## Task directions
Repeat each entry word for word. Leave any images out of the copy.

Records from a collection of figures
• • •

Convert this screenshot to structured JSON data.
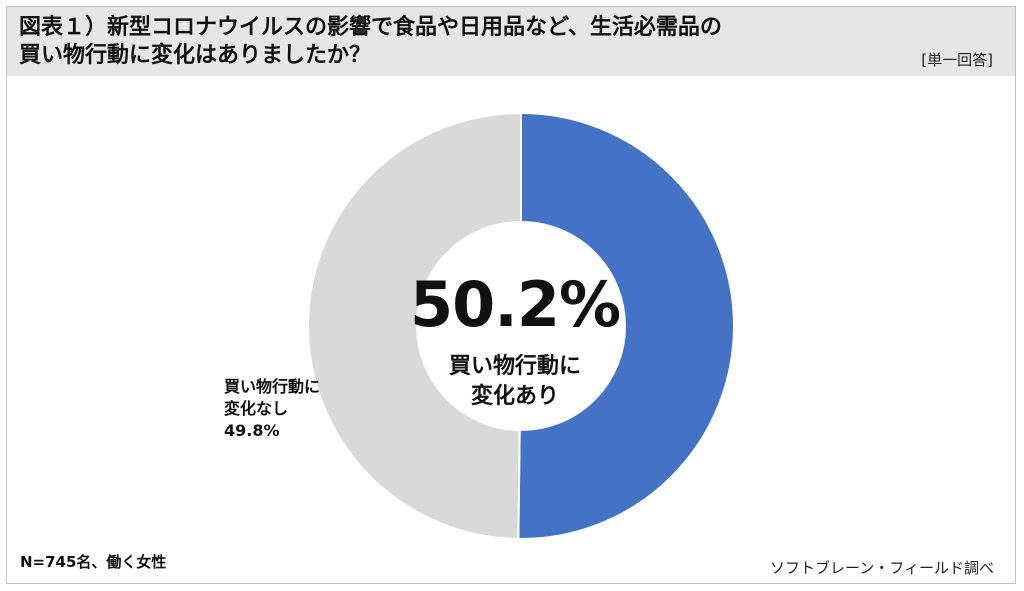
{
  "title": {
    "line1": "図表１）新型コロナウイルスの影響で食品や日用品など、生活必需品の",
    "line2": "買い物行動に変化はありましたか？"
  },
  "question_type": "[単一回答]",
  "chart_data": {
    "type": "pie",
    "variant": "donut",
    "slices": [
      {
        "label_lines": [
          "買い物行動に",
          "変化あり"
        ],
        "value": 50.2,
        "value_text": "50.2%",
        "color": "#4472c4"
      },
      {
        "label_lines": [
          "買い物行動に",
          "変化なし"
        ],
        "value": 49.8,
        "value_text": "49.8%",
        "color": "#d9d9d9"
      }
    ]
  },
  "note": "N=745名、働く女性",
  "source": "ソフトブレーン・フィールド調べ"
}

• • •

## Worked answer
Convert this screenshot to structured JSON data.
{
  "title": {
    "line1": "図表１）新型コロナウイルスの影響で食品や日用品など、生活必需品の",
    "line2": "買い物行動に変化はありましたか？"
  },
  "question_type": "[単一回答]",
  "chart_data": {
    "type": "pie",
    "variant": "donut",
    "slices": [
      {
        "label_lines": [
          "買い物行動に",
          "変化あり"
        ],
        "value": 50.2,
        "value_text": "50.2%",
        "color": "#4472c4"
      },
      {
        "label_lines": [
          "買い物行動に",
          "変化なし"
        ],
        "value": 49.8,
        "value_text": "49.8%",
        "color": "#d9d9d9"
      }
    ]
  },
  "note": "N=745名、働く女性",
  "source": "ソフトブレーン・フィールド調べ"
}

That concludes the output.